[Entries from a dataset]
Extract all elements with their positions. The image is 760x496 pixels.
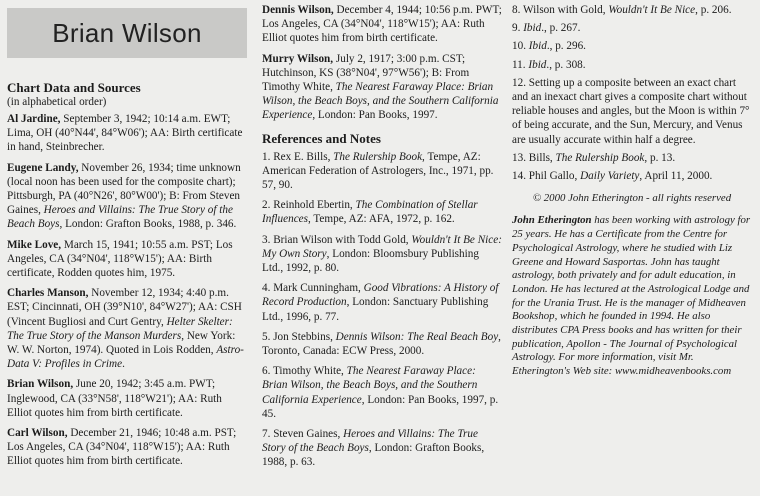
entry-name: Eugene Landy, [7, 161, 79, 174]
note-text: 11. [512, 58, 529, 71]
note-item [512, 58, 752, 72]
ref-text: , Toronto, Canada: ECW Press, 2000. [262, 330, 501, 358]
entry-text: , London: Grafton Books, 1988, p. 346. [59, 218, 237, 231]
ref-text: , London: Pan Books, 1997, p. 45. [262, 393, 499, 420]
note-text: 10. [512, 40, 529, 53]
ref-text: 6. Timothy White, [262, 365, 347, 378]
entry-name: Al Jardine, [7, 113, 61, 125]
note-title: Daily Variety [580, 170, 640, 183]
ref-title: Wouldn't It Be Nice: My Own Story [262, 233, 502, 260]
note-text: , p. 206. [695, 4, 732, 16]
author-name: John Etherington [512, 214, 592, 227]
ref-text: 5. Jon Stebbins, [262, 330, 336, 343]
column-left [7, 0, 247, 475]
note-item [512, 151, 752, 165]
author-bio [512, 214, 752, 378]
title-banner [7, 8, 247, 58]
entry-name: Carl Wilson, [7, 427, 68, 440]
ref-title: The Nearest Faraway Place: Brian Wilson, the Beach Boys, and the Southern California Experience [262, 365, 478, 406]
ref-text: 1. Rex E. Bills, [262, 150, 334, 163]
chart-entry [7, 238, 247, 281]
note-text: ., p. 296. [546, 40, 586, 53]
entry-text: June 20, 1942; 3:45 a.m. PWT; Inglewood, CA (33°N58', 118°W21'); AA: Ruth Elliot quotes him from birth certificate. [7, 378, 222, 419]
note-text: ., p. 267. [541, 22, 581, 35]
entry-text: July 2, 1917; 3:00 p.m. CST; Hutchinson, KS (38°N04', 97°W56'); B: From Timothy White, [262, 52, 470, 94]
entry-text: , London: Pan Books, 1997. [312, 109, 438, 122]
ref-title: The Combination of Stellar Influences [262, 199, 478, 226]
chart-entry [7, 377, 247, 420]
chart-entry [262, 3, 502, 46]
reference-item [262, 198, 502, 226]
reference-item [262, 233, 502, 276]
entry-name: Dennis Wilson, [262, 4, 334, 16]
entry-text: November 12, 1934; 4:40 p.m. EST; Cincinnati, OH (39°N10', 84°W27'); AA: CSH (Vincent Bugliosi and Curt Gentry, [7, 287, 242, 328]
note-text: 13. Bills, [512, 151, 556, 164]
chart-data-heading: Chart Data and Sources [7, 80, 141, 95]
note-title: Ibid [528, 40, 547, 53]
column-right [512, 0, 752, 379]
ref-text: , London: Grafton Books, 1988, p. 63. [262, 442, 485, 469]
ref-text: , London: Bloomsbury Publishing Ltd., 1992, p. 80. [262, 247, 479, 275]
note-item [512, 76, 752, 147]
reference-item [262, 364, 502, 421]
chart-entry [262, 52, 502, 123]
ref-title: Good Vibrations: A History of Record Production [262, 282, 499, 309]
ref-title: The Rulership Book [333, 150, 423, 163]
note-title: Ibid [528, 58, 547, 71]
entry-text: . [122, 358, 125, 371]
ref-text: 7. Steven Gaines, [262, 428, 344, 441]
note-text: , p. 13. [644, 151, 676, 164]
chart-data-subheading: (in alphabetical order) [7, 96, 107, 108]
entry-name: Murry Wilson, [262, 52, 334, 65]
note-item [512, 39, 752, 53]
ref-title: Dennis Wilson: The Real Beach Boy [335, 330, 499, 343]
note-title: The Rulership Book [555, 151, 645, 164]
ref-text: 2. Reinhold Ebertin, [262, 199, 356, 212]
note-item [512, 3, 752, 17]
reference-item [262, 150, 502, 193]
entry-text: December 4, 1944; 10:56 p.m. PWT; Los Angeles, CA (34°N04', 118°W15'); AA: Ruth Elliot quotes him from birth certificate. [262, 4, 502, 45]
ref-title: Heroes and Villains: The True Story of the Beach Boys [262, 428, 478, 455]
note-text: 8. Wilson with Gold, [512, 4, 609, 16]
ref-text: 3. Brian Wilson with Todd Gold, [262, 233, 412, 246]
entry-title: Astro-Data V: Profiles in Crime [7, 344, 244, 371]
note-title: Wouldn't It Be Nice [608, 4, 696, 16]
entry-title: The Nearest Faraway Place: Brian Wilson, the Beach Boys, and the Southern California Experience [262, 81, 499, 122]
bio-text: has been working with astrology for 25 years. He has a Certificate from the Centre for Psychological Astrology, where he studied with Liz Greene and Howard Sasportas. John has taught astrology, both privately and for adult education, in London. He has lectured at the Astrological Lodge and for the Urania Trust. He is the manager of Midheaven Bookshop, which he founded in 1994. He also distributes CPA Press books and has written for their publication, Apollon - The Journal of Psychological Astrology. For more information, visit Mr. Etherington's Web site: www.midheavenbooks.com [512, 214, 751, 378]
entry-text: November 26, 1934; time unknown (local noon has been used for the composite chart); Pittsburgh, PA (40°N26', 80°W00'); B: From Steven Gaines, [7, 161, 241, 217]
note-text: 14. Phil Gallo, [512, 170, 581, 183]
ref-text: , London: Sanctuary Publishing Ltd., 1996, p. 77. [262, 296, 489, 323]
entry-title: Heroes and Villains: The True Story of the Beach Boys [7, 204, 233, 231]
note-text: ., p. 308. [546, 58, 586, 71]
reference-item [262, 281, 502, 324]
note-item [512, 21, 752, 35]
ref-text: , Tempe, AZ: AFA, 1972, p. 162. [307, 213, 455, 226]
entry-name: Brian Wilson, [7, 378, 74, 391]
note-text: 9. [512, 22, 524, 35]
entry-title: Helter Skelter: The True Story of the Manson Murders [7, 315, 233, 342]
entry-text: September 3, 1942; 10:14 a.m. EWT; Lima, OH (40°N44', 84°W06'); AA: Birth certificate in hand, Steinbrecher. [7, 113, 243, 154]
note-text: , April 11, 2000. [639, 170, 713, 183]
entry-text: December 21, 1946; 10:48 a.m. PST; Los Angeles, CA (34°N04', 118°W15'); AA: Ruth Elliot quotes him from birth certificate. [7, 427, 237, 468]
entry-name: Charles Manson, [7, 287, 89, 300]
chart-entry [7, 112, 247, 155]
note-title: Ibid [523, 22, 542, 35]
note-text: 12. Setting up a composite between an exact chart and an inexact chart gives a composite chart without reliable houses and angles, but the Moon is within 7° of being accurate, and the Sun, Mercury, and Venus are usually accurate within half a degree. [512, 76, 750, 146]
chart-entry [7, 426, 247, 469]
reference-item [262, 427, 502, 470]
copyright-notice: © 2000 John Etherington - all rights reserved [532, 192, 732, 205]
page-title: Brian Wilson [52, 17, 202, 48]
entry-text: March 15, 1941; 10:55 a.m. PST; Los Angeles, CA (34°N04', 118°W15'); AA: Birth certificate, Rodden quotes him, 1975. [7, 238, 233, 280]
ref-text: , Tempe, AZ: American Federation of Astrologers, Inc., 1971, pp. 57, 90. [262, 150, 494, 192]
entry-name: Mike Love, [7, 238, 62, 251]
ref-text: 4. Mark Cunningham, [262, 282, 364, 295]
entry-text: , New York: W. W. Norton, 1974). Quoted in Lois Rodden, [7, 329, 236, 357]
references-heading: References and Notes [262, 130, 381, 146]
note-item [512, 169, 752, 183]
chart-entry [7, 161, 247, 232]
reference-item [262, 330, 502, 358]
column-middle [262, 0, 502, 476]
chart-entry [7, 286, 247, 371]
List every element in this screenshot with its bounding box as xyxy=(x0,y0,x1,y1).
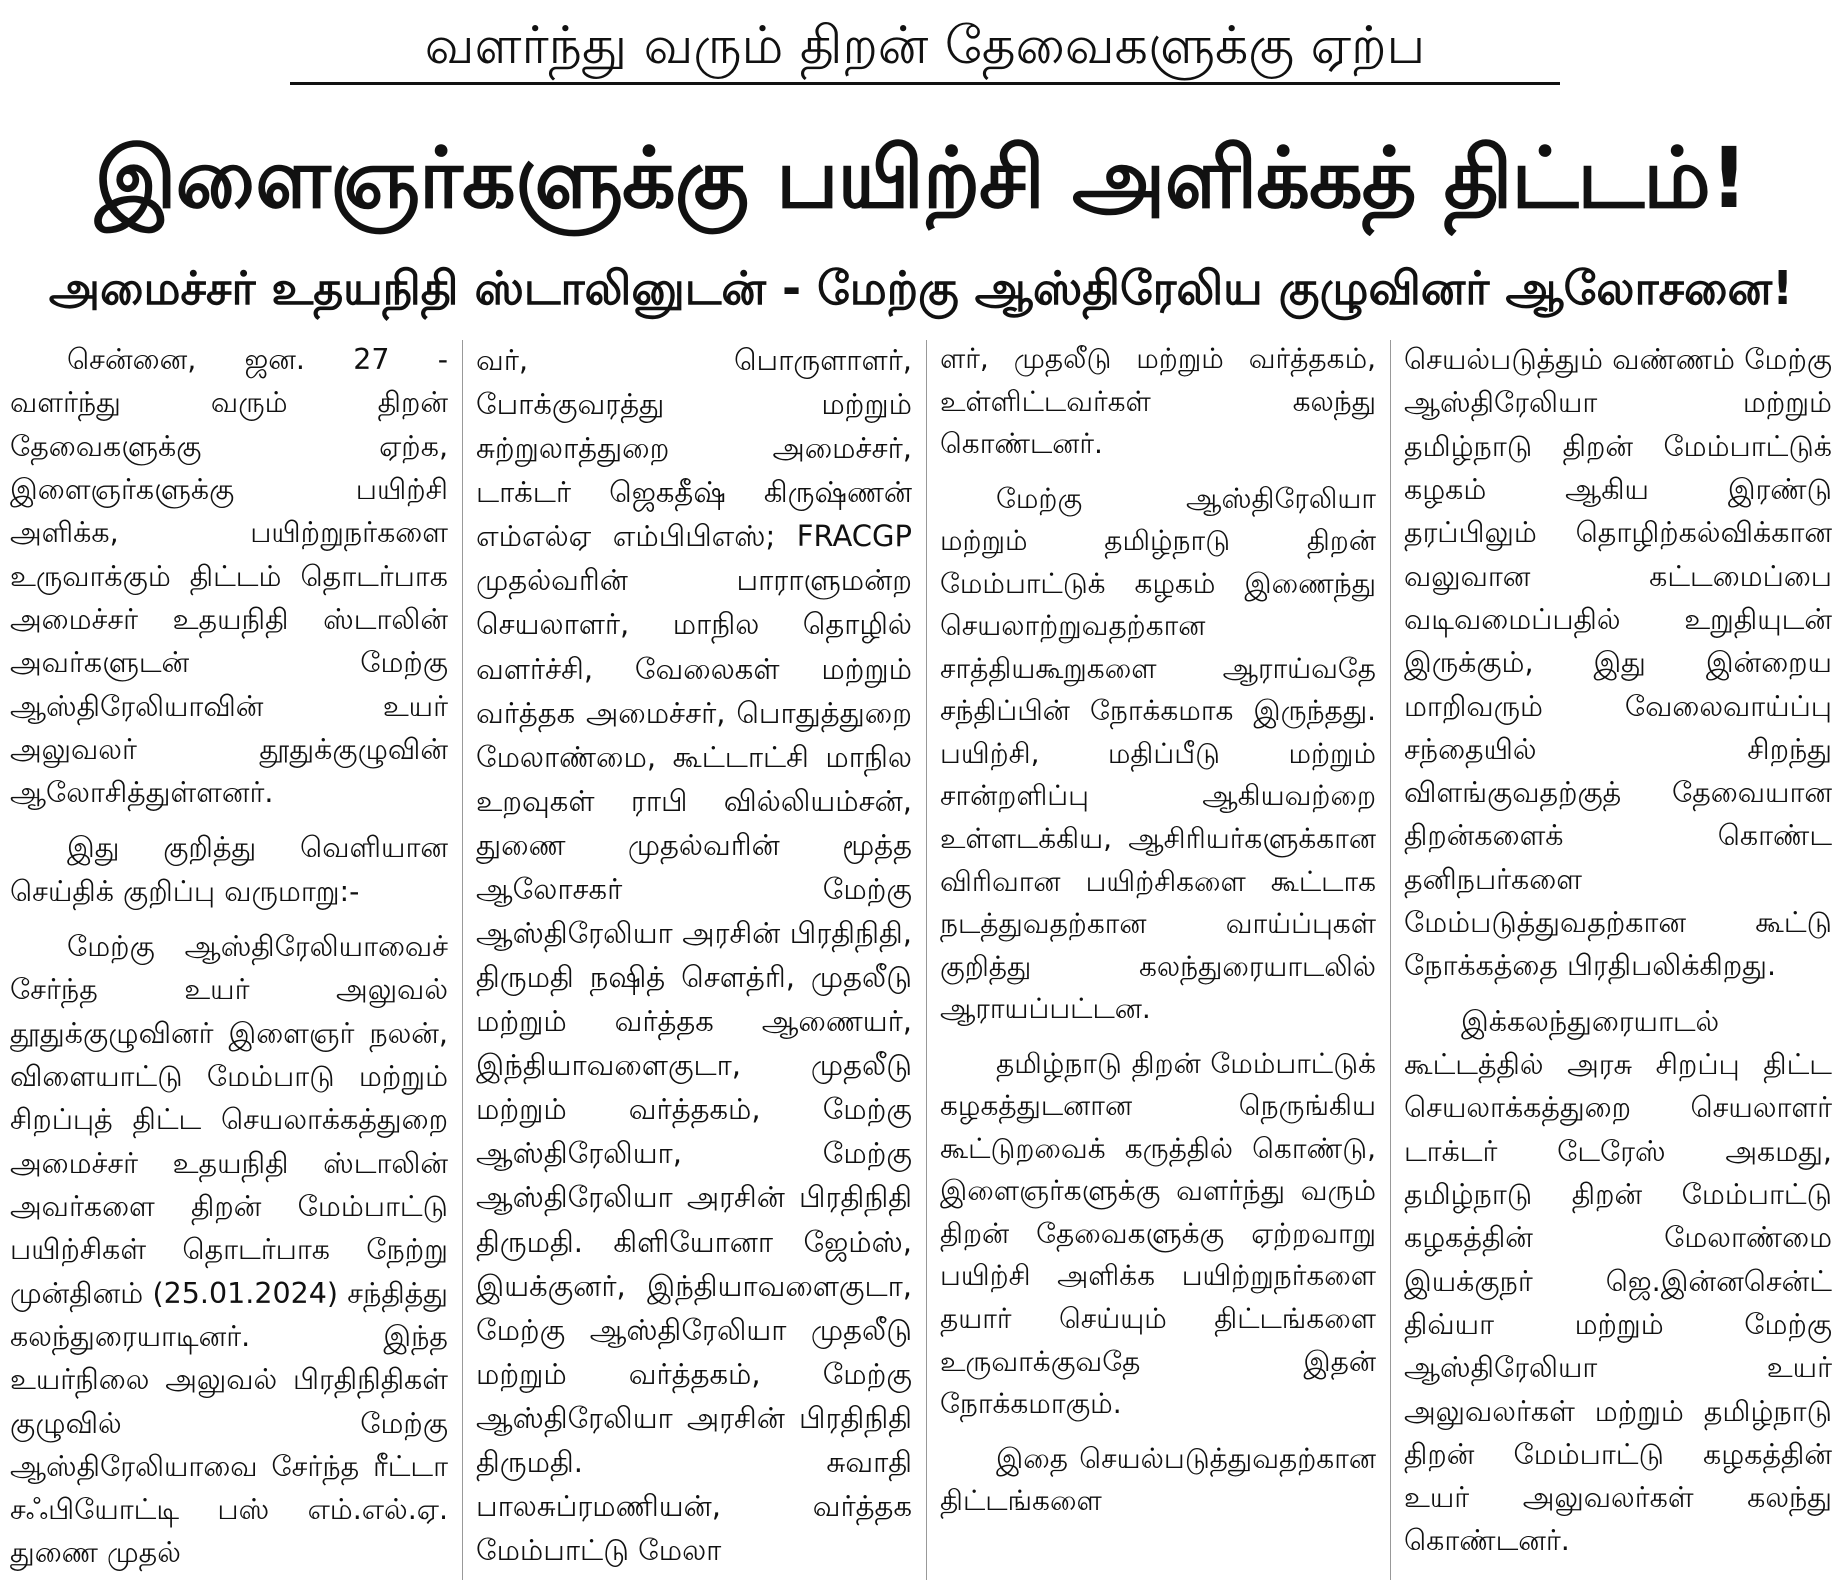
paragraph: தமிழ்நாடு திறன் மேம்பாட்டுக் கழகத்துடனான நெருங்கிய கூட்டுறவைக் கருத்தில் கொண்டு, இளைஞர்களுக்கு வளர்ந்து வரும் திறன் தேவைகளுக்கு ஏற்றவாறு பயிற்சி அளிக்க பயிற்றுநர்களை தயார் செய்யும் திட்டங்களை உருவாக்குவதே இதன் நோக்கமாகும். xyxy=(940,1046,1376,1421)
article-column-3 xyxy=(940,338,1376,1588)
column-divider xyxy=(462,340,463,1580)
headline: இளைஞர்களுக்கு பயிற்சி அளிக்கத் திட்டம்! xyxy=(94,129,1748,227)
article-column-4 xyxy=(1404,338,1832,1588)
paragraph: மேற்கு ஆஸ்திரேலியாவைச் சேர்ந்த உயர் அலுவல் தூதுக்குழுவினர் இளைஞர் நலன், விளையாட்டு மேம்பாடு மற்றும் சிறப்புத் திட்ட செயலாக்கத்துறை அமைச்சர் உதயநிதி ஸ்டாலின் அவர்களை திறன் மேம்பாட்டு பயிற்சிகள் தொடர்பாக நேற்று முன்தினம் (25.01.2024) சந்தித்து கலந்துரையாடினர். இந்த உயர்நிலை அலுவல் பிரதிநிதிகள் குழுவில் மேற்கு ஆஸ்திரேலியாவை சேர்ந்த ரீட்டா சஃபியோட்டி பஸ் எம்.எல்.ஏ. துணை முதல் xyxy=(10,930,448,1570)
paragraph: ளர், முதலீடு மற்றும் வர்த்தகம், உள்ளிட்டவர்கள் கலந்து கொண்டனர். xyxy=(940,342,1376,461)
article-column-1 xyxy=(10,338,448,1588)
column-divider xyxy=(926,340,927,1580)
subheadline: அமைச்சர் உதயநிதி ஸ்டாலினுடன் - மேற்கு ஆஸ்திரேலிய குழுவினர் ஆலோசனை! xyxy=(48,261,1794,315)
paragraph: இது குறித்து வெளியான செய்திக் குறிப்பு வருமாறு:- xyxy=(10,831,448,908)
paragraph: வர், பொருளாளர், போக்குவரத்து மற்றும் சுற்றுலாத்துறை அமைச்சர், டாக்டர் ஜெகதீஷ் கிருஷ்ணன் எம்எல்ஏ எம்பிபிஎஸ்; FRACGP முதல்வரின் பாராளுமன்ற செயலாளர், மாநில தொழில் வளர்ச்சி, வேலைகள் மற்றும் வர்த்தக அமைச்சர், பொதுத்துறை மேலாண்மை, கூட்டாட்சி மாநில உறவுகள் ராபி வில்லியம்சன், துணை முதல்வரின் மூத்த ஆலோசகர் மேற்கு ஆஸ்திரேலியா அரசின் பிரதிநிதி, திருமதி நஷித் சௌத்ரி, முதலீடு மற்றும் வர்த்தக ஆணையர், இந்தியாவளைகுடா, முதலீடு மற்றும் வர்த்தகம், மேற்கு ஆஸ்திரேலியா, மேற்கு ஆஸ்திரேலியா அரசின் பிரதிநிதி திருமதி. கிளியோனா ஜேம்ஸ், இயக்குனர், இந்தியாவளைகுடா, மேற்கு ஆஸ்திரேலியா முதலீடு மற்றும் வர்த்தகம், மேற்கு ஆஸ்திரேலியா அரசின் பிரதிநிதி திருமதி. சுவாதி பாலசுப்ரமணியன், வர்த்தக மேம்பாட்டு மேலா xyxy=(476,343,912,1568)
kicker: வளர்ந்து வரும் திறன் தேவைகளுக்கு ஏற்ப xyxy=(290,10,1560,85)
paragraph: மேற்கு ஆஸ்திரேலியா மற்றும் தமிழ்நாடு திறன் மேம்பாட்டுக் கழகம் இணைந்து செயலாற்றுவதற்கான சாத்தியகூறுகளை ஆராய்வதே சந்திப்பின் நோக்கமாக இருந்தது. பயிற்சி, மதிப்பீடு மற்றும் சான்றளிப்பு ஆகியவற்றை உள்ளடக்கிய, ஆசிரியர்களுக்கான விரிவான பயிற்சிகளை கூட்டாக நடத்துவதற்கான வாய்ப்புகள் குறித்து கலந்துரையாடலில் ஆராயப்பட்டன. xyxy=(940,481,1376,1026)
paragraph: செயல்படுத்தும் வண்ணம் மேற்கு ஆஸ்திரேலியா மற்றும் தமிழ்நாடு திறன் மேம்பாட்டுக் கழகம் ஆகிய இரண்டு தரப்பிலும் தொழிற்கல்விக்கான வலுவான கட்டமைப்பை வடிவமைப்பதில் உறுதியுடன் இருக்கும், இது இன்றைய மாறிவரும் வேலைவாய்ப்பு சந்தையில் சிறந்து விளங்குவதற்குத் தேவையான திறன்களைக் கொண்ட தனிநபர்களை மேம்படுத்துவதற்கான கூட்டு நோக்கத்தை பிரதிபலிக்கிறது. xyxy=(1404,343,1832,983)
paragraph: இதை செயல்படுத்துவதற்கான திட்டங்களை xyxy=(940,1441,1376,1518)
column-divider xyxy=(1390,340,1391,1580)
article-column-2 xyxy=(476,338,912,1588)
paragraph: இக்கலந்துரையாடல் கூட்டத்தில் அரசு சிறப்பு திட்ட செயலாக்கத்துறை செயலாளர் டாக்டர் டேரேஸ் அகமது, தமிழ்நாடு திறன் மேம்பாட்டு கழகத்தின் மேலாண்மை இயக்குநர் ஜெ.இன்னசென்ட் திவ்யா மற்றும் மேற்கு ஆஸ்திரேலியா உயர் அலுவலர்கள் மற்றும் தமிழ்நாடு திறன் மேம்பாட்டு கழகத்தின் உயர் அலுவலர்கள் கலந்து கொண்டனர். xyxy=(1404,1004,1832,1558)
paragraph: சென்னை, ஜன. 27 - வளர்ந்து வரும் திறன் தேவைகளுக்கு ஏற்க, இளைஞர்களுக்கு பயிற்சி அளிக்க, பயிற்றுநர்களை உருவாக்கும் திட்டம் தொடர்பாக அமைச்சர் உதயநிதி ஸ்டாலின் அவர்களுடன் மேற்கு ஆஸ்திரேலியாவின் உயர் அலுவலர் தூதுக்குழுவின் ஆலோசித்துள்ளனர். xyxy=(10,343,448,810)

*Problem*: Print the stretch of lines from the one that contains "entry-name: Eugene Landy, [7, 161, 79, 174]" through the one that contains "note-text: ., p. 296. [546, 40, 586, 53]", with both of those lines included, exactly as they appear.

*Finished exercise*:
entry-name: Eugene Landy, [7, 161, 79, 174]
note-text: 11. [512, 58, 529, 71]
note-item [512, 58, 752, 72]
ref-text: , Toronto, Canada: ECW Press, 2000. [262, 330, 501, 358]
entry-text: , London: Grafton Books, 1988, p. 346. [59, 218, 237, 231]
ref-text: , London: Pan Books, 1997, p. 45. [262, 393, 499, 420]
note-text: 10. [512, 40, 529, 53]
ref-text: 6. Timothy White, [262, 365, 347, 378]
entry-name: Al Jardine, [7, 113, 61, 125]
note-title: Daily Variety [580, 170, 640, 183]
ref-title: Wouldn't It Be Nice: My Own Story [262, 233, 502, 260]
note-text: , p. 206. [695, 4, 732, 16]
author-name: John Etherington [512, 214, 592, 227]
ref-text: 5. Jon Stebbins, [262, 330, 336, 343]
column-left [7, 0, 247, 475]
note-item [512, 151, 752, 165]
author-bio [512, 214, 752, 378]
title-banner [7, 8, 247, 58]
entry-name: Carl Wilson, [7, 427, 68, 440]
ref-title: The Nearest Faraway Place: Brian Wilson, the Beach Boys, and the Southern California Experience [262, 365, 478, 406]
ref-text: 1. Rex E. Bills, [262, 150, 334, 163]
chart-entry [7, 238, 247, 281]
note-text: ., p. 296. [546, 40, 586, 53]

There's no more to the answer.